┌─ TASK INPUTS
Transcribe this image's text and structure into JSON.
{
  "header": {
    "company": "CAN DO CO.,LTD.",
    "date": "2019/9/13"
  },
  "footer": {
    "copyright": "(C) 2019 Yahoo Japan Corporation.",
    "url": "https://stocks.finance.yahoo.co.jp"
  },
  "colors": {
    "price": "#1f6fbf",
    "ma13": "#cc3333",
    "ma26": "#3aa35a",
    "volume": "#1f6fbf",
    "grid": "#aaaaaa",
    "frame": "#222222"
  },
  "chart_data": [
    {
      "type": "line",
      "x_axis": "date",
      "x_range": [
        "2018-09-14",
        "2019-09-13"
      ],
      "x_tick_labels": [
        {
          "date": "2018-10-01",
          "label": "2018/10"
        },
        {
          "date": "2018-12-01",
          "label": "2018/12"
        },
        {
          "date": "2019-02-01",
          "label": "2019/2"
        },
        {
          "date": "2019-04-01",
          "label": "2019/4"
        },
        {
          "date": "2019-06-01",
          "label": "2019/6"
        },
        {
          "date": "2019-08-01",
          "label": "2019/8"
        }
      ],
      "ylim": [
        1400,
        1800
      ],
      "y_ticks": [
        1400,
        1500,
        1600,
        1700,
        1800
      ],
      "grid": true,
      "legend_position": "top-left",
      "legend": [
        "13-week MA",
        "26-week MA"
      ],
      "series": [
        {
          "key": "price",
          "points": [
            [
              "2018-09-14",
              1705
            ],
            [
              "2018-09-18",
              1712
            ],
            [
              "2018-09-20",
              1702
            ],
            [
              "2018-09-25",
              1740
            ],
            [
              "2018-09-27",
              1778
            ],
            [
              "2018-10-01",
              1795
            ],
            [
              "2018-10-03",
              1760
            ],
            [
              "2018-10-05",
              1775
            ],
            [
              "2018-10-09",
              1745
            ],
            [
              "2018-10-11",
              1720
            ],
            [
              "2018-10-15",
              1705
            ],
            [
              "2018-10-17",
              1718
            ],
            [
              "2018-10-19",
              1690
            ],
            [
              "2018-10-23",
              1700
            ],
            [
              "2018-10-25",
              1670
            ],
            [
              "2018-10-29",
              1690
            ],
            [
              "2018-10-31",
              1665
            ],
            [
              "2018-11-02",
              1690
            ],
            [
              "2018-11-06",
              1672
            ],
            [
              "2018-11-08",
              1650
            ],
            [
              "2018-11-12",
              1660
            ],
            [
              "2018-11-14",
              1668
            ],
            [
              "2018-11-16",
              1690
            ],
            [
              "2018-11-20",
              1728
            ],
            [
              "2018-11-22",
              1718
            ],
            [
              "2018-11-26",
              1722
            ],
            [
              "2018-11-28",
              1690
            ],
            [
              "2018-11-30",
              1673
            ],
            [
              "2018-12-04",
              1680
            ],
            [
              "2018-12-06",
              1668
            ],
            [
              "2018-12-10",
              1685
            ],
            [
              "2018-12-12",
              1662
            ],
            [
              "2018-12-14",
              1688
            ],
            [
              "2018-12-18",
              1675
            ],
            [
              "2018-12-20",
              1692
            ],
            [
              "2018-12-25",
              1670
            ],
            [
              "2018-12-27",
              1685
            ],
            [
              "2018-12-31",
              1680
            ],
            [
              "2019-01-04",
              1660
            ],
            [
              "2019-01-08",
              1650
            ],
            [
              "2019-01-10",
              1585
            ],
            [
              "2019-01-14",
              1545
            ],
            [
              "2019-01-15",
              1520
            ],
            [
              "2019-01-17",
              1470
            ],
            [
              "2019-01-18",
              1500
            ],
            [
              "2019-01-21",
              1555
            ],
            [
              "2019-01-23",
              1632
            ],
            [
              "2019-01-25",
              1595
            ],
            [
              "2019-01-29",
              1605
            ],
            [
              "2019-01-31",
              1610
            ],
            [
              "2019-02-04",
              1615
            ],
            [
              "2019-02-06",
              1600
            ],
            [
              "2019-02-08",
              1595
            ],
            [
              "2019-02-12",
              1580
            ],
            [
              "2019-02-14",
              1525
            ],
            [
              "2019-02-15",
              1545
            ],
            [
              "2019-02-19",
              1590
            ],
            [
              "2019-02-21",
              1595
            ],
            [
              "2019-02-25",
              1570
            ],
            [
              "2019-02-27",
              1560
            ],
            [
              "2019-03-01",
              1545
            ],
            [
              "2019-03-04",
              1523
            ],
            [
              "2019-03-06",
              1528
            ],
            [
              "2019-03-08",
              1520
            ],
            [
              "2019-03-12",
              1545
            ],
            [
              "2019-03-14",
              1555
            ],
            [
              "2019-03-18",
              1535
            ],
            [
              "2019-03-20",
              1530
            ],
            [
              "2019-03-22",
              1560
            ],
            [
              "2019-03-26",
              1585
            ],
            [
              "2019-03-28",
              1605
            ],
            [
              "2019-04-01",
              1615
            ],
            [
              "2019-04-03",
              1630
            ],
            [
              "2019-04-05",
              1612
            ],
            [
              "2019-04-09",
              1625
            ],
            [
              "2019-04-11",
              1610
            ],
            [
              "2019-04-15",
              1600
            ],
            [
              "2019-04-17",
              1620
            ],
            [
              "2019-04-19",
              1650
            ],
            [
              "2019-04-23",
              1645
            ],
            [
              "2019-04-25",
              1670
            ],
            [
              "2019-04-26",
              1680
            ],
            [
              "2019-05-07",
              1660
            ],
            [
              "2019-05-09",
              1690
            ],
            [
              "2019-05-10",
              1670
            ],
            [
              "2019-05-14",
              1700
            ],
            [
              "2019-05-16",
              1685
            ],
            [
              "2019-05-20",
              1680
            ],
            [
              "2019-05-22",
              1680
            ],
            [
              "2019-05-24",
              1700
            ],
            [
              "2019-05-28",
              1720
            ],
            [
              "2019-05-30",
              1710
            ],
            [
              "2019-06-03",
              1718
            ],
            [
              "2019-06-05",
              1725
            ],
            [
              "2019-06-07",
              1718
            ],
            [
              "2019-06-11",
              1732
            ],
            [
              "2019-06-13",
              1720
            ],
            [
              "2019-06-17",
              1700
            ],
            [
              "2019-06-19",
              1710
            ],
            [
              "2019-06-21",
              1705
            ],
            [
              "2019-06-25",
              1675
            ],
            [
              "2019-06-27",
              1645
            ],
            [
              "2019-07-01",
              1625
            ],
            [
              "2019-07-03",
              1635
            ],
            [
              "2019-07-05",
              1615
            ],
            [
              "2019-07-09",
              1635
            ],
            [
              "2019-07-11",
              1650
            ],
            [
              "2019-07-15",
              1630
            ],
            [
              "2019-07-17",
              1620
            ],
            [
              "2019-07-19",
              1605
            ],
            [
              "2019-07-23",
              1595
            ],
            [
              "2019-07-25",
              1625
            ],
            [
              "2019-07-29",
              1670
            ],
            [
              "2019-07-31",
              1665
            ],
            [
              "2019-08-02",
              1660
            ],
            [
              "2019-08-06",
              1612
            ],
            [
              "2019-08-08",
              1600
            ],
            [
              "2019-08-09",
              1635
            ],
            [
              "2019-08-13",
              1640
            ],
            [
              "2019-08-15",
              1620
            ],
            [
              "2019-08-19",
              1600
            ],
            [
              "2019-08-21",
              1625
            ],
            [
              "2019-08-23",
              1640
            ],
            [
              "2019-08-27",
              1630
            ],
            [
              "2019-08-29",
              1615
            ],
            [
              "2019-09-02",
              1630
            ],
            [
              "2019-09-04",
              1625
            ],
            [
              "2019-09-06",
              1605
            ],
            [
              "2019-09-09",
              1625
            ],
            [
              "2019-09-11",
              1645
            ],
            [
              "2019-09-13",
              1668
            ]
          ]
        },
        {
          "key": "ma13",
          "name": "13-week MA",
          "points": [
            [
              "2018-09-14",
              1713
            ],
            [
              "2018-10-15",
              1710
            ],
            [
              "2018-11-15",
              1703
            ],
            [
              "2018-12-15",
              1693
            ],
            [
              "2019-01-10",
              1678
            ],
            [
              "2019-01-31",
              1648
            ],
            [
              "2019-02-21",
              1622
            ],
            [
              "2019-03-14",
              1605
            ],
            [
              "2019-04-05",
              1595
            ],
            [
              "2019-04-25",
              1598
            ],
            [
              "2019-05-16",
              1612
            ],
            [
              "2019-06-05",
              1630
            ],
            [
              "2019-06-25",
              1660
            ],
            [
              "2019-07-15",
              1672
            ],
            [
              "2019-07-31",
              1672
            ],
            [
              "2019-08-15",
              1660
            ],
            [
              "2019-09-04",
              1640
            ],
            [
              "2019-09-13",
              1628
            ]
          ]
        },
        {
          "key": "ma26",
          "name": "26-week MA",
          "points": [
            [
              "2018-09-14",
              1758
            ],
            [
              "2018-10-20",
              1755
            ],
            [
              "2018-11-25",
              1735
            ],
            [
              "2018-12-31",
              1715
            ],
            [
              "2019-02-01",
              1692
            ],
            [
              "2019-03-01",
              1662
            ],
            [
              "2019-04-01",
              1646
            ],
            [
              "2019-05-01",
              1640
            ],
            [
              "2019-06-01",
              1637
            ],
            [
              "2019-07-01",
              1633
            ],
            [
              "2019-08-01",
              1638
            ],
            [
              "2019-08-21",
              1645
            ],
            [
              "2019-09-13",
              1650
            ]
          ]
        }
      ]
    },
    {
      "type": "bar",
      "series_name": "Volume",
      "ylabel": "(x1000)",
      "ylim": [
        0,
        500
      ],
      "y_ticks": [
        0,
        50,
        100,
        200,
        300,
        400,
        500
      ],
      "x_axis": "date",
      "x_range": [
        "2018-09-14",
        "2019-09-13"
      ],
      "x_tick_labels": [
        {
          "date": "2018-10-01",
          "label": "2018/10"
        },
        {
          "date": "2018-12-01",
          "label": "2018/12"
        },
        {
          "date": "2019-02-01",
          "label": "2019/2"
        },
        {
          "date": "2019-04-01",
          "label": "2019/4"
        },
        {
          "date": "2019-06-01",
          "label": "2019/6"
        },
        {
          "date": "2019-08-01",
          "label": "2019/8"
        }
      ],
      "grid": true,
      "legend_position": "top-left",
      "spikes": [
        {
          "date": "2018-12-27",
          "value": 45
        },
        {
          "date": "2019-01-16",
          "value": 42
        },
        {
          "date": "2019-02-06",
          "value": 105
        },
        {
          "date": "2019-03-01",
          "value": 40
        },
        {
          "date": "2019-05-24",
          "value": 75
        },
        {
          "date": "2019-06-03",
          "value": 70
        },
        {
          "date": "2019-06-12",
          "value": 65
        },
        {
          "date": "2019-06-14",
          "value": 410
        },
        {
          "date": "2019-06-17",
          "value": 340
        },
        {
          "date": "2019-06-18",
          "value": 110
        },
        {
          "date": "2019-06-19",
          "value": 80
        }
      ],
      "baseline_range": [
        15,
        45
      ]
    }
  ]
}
└─
Of all the lines in the material above, how many contain the word "value"? Give only the count.

FULL ANSWER:
11